-- Task set --
1. In the figure casting thread, which two casting materials does Jerry Barnes say he has used?
2. Please reproduce the stretch of the figure casting thread from "## Ironton (Jan" through "two part resin.".
3. Check each statement against the figure casting thread. Answer yes or no, and quote the words that decide it.
(a) Ironton considers water putty suitable for thin parts such as arms and legs.
(b) Michael W calls dental plaster reasonably good for structures.
(c) Monkeycircus has seven sitting poses to cast.

** begin Document text **

# Figure casting material



## Monkeycircus (Aug 9, 2012)

I know two part epoxy resin is commonly used for casting figures. Has anyone used anything else? Maybe some commercial product such as Durhams water putty. Any thoughts or experiences?


----------



## rkapuaala (Jan 3, 2008)

I haven't used that particular water putty, but I have used similar materials that are gypsum based and they do not have or hold the detail that resin does. They also have a hard time being pressurized and are murder on silicon molds.


----------



## Jerry Barnes (Jan 2, 2008)

I've used Smooth-On and the Micro Mark casting materials. Both work fine.


----------



## Michael W (Oct 10, 2012)

Hi there, 
I have cast some resin models but if you want to read up a bit on casting in general here are a few links... 
Www.stormthecastle.com 
Www.theminiturespage.com 
Aldo pages like dakka dakka or bols have tutorials, these are mostly based around wargaming minitures. 
I have done some resin casting and plaster casting. 
For structures dental plaster is reasonable good but i do not know how well it works for outside applications. 
Kind regards 
Michael


----------



## Ironton (Jan 2, 2008)

The water putty dries a little brittle. In my opinion it is suitable for items like a sofa, but thinner items sticking out like an arm or leg would break off after a time.


----------



## Monkeycircus (Aug 9, 2012)

Thanks for the advice everyone. I guess I will have to stick with the two part resin. 
Richard if it is not a trade secret would you mind sharing the info for both the RTV mold material and the resin you use on your 1/20.3 figs? Brand, product number and dealer if not commonly available. Just out of curiosity do you know if it is the same stuff Dave is using over at Ozark mini's for the fine folks line? 
I have seven sitting poses I want to cast for my passenger cars and around town. Also I want to cast the items I need to repeat a lot such as mining helmets and men's hats. 
Boomer


----------



## rkapuaala (Jan 3, 2008)

** end Document text **
** begin Supplied records **

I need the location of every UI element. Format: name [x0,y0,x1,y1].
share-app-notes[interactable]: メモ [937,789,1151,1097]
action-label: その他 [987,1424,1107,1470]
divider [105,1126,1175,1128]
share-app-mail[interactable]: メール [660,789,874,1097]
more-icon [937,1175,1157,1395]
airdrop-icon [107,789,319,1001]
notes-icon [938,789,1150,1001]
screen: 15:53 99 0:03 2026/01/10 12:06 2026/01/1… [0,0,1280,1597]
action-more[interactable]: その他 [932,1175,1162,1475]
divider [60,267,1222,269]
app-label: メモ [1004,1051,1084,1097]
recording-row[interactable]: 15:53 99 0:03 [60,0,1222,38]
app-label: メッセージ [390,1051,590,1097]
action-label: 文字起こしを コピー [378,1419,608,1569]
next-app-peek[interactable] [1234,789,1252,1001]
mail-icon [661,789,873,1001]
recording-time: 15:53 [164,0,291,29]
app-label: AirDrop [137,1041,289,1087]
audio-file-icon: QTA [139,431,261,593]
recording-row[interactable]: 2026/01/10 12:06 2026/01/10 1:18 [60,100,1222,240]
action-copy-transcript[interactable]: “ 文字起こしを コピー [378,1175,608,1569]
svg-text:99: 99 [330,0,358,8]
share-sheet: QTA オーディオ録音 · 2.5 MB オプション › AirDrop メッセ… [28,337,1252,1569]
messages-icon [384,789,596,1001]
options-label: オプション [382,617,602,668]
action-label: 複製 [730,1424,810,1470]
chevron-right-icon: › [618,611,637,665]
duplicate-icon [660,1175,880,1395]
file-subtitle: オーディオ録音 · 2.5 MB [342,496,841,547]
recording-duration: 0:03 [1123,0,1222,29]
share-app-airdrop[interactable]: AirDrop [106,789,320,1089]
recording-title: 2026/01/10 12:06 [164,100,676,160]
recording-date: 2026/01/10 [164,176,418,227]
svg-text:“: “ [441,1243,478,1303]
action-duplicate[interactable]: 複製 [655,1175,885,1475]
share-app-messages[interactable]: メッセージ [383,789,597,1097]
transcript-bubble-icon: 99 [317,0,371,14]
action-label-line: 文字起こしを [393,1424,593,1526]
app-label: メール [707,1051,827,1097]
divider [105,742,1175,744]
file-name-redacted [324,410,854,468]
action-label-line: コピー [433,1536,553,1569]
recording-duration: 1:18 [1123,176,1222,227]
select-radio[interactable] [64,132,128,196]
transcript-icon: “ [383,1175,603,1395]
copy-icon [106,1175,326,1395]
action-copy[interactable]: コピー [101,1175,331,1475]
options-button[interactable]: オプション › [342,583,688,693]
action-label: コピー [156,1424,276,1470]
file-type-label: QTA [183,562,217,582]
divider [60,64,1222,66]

** end Supplied records **

-- Written answers --
1. Smooth-On and the Micro Mark casting materials.

2.
## Ironton (Jan 2, 2008)

The water putty dries a little brittle. In my opinion it is suitable for items like a sofa, but thinner items sticking out like an arm or leg would break off after a time.


----------



## Monkeycircus (Aug 9, 2012)

Thanks for the advice everyone. I guess I will have to stick with the two part resin.

3.
(a) No: "thinner items sticking out like an arm or leg would break off after a time."
(b) Yes: "For structures dental plaster is reasonable good"
(c) Yes: "I have seven sitting poses I want to cast"